(The problem) Identify each line below that contains the word "螺纹钢周产量环比下降", and copy it out.

Stored data
-- start --

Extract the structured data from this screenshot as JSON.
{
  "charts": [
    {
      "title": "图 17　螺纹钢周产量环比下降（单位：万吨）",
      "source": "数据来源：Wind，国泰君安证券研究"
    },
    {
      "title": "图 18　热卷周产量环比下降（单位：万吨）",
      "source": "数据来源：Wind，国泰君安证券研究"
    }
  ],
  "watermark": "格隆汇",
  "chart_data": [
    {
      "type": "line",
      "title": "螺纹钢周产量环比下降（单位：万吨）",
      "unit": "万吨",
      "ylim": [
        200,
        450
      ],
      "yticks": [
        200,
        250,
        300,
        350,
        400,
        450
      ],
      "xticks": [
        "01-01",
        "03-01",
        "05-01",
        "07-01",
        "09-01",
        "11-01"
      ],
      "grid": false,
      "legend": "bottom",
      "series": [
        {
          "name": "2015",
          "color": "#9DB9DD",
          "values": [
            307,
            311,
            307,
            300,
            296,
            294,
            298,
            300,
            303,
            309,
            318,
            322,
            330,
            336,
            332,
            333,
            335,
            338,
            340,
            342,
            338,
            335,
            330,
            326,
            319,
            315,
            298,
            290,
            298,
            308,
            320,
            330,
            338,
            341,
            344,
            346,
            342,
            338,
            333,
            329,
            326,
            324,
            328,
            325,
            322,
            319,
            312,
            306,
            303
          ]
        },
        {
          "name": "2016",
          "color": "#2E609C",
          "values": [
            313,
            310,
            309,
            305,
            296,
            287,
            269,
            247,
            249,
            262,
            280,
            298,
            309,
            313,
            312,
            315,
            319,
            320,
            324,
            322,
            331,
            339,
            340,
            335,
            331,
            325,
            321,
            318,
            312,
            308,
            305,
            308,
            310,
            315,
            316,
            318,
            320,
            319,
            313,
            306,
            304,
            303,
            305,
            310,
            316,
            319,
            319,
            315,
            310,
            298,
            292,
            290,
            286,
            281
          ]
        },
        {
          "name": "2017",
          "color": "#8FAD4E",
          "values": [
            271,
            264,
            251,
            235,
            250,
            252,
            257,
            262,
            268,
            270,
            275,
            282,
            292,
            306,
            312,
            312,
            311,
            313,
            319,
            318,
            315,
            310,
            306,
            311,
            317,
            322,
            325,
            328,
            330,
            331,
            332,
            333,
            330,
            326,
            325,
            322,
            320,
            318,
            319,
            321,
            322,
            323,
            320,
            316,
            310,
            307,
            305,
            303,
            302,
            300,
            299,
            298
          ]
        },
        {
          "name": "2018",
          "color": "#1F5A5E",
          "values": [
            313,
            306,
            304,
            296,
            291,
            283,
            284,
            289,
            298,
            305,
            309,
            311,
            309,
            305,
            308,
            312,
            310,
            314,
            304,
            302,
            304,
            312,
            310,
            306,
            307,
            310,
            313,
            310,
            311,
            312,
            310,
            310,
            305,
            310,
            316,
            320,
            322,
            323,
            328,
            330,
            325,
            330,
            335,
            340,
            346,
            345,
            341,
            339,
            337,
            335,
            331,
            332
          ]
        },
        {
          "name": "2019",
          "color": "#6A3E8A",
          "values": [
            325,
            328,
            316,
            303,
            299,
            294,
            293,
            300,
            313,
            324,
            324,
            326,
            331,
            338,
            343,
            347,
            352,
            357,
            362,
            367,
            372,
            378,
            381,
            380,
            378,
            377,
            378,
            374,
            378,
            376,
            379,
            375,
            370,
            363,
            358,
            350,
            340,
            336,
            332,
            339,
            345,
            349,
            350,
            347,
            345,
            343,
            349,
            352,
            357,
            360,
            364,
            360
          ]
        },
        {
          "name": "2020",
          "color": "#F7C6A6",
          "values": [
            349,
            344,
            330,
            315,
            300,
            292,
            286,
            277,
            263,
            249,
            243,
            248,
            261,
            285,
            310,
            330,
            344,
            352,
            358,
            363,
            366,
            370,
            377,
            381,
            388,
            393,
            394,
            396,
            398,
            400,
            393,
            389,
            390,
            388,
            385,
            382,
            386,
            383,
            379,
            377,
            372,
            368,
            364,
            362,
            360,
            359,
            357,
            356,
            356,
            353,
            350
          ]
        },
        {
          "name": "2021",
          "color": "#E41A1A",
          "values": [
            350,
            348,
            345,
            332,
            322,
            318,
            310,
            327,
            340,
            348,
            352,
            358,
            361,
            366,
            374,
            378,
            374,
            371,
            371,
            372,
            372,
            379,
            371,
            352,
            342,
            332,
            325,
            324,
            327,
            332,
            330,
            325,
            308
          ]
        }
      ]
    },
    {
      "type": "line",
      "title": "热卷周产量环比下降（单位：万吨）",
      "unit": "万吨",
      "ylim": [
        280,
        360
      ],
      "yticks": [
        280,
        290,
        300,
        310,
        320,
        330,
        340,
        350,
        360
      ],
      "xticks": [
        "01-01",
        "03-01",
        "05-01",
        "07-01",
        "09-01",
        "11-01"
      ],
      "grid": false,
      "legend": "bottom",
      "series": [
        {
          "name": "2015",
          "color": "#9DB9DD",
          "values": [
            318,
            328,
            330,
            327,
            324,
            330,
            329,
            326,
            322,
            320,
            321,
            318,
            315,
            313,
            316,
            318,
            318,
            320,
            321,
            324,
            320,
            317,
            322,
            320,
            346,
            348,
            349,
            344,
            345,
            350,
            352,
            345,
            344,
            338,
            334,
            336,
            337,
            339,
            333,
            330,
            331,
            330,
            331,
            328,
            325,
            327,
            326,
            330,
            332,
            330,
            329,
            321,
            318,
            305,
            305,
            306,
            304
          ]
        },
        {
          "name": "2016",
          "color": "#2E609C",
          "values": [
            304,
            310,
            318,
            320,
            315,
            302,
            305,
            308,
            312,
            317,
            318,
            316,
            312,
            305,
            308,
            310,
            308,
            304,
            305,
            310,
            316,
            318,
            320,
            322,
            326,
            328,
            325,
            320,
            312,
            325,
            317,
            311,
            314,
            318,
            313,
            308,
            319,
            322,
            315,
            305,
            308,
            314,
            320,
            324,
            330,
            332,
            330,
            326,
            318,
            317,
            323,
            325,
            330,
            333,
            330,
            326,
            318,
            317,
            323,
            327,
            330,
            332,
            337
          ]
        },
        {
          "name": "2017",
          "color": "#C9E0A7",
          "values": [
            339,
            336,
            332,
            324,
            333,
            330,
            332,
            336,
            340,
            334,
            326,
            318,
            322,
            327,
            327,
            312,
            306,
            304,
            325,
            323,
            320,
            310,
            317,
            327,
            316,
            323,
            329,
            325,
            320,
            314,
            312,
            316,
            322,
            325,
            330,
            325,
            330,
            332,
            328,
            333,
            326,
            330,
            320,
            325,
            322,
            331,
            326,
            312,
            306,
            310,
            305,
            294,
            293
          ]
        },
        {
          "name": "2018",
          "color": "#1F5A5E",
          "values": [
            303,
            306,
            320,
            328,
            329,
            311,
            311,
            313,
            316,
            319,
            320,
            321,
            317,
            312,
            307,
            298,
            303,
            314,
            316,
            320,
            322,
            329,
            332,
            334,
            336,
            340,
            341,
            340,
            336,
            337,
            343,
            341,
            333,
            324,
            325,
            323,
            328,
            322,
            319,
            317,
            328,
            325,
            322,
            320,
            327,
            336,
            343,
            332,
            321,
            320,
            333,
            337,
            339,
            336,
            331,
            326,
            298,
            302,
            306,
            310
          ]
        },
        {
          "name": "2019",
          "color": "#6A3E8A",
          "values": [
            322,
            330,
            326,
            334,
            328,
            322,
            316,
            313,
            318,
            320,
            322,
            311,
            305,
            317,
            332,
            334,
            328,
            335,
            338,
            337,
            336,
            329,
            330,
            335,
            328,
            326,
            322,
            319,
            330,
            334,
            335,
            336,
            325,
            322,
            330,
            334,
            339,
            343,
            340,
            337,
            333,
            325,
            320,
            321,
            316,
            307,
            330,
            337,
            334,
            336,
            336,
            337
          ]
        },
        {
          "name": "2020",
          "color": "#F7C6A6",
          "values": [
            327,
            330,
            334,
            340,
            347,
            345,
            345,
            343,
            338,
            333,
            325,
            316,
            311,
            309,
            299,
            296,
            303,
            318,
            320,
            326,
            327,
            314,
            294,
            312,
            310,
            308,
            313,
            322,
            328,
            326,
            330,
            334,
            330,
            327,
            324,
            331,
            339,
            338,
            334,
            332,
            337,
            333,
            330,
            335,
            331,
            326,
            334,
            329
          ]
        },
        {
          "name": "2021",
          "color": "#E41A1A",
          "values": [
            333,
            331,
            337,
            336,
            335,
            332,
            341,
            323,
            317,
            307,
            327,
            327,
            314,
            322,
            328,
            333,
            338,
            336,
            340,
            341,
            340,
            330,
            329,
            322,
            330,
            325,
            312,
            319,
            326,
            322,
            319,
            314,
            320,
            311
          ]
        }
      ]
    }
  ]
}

-- end --

(Response)
      "title": "图 17　螺纹钢周产量环比下降（单位：万吨）",
      "title": "螺纹钢周产量环比下降（单位：万吨）",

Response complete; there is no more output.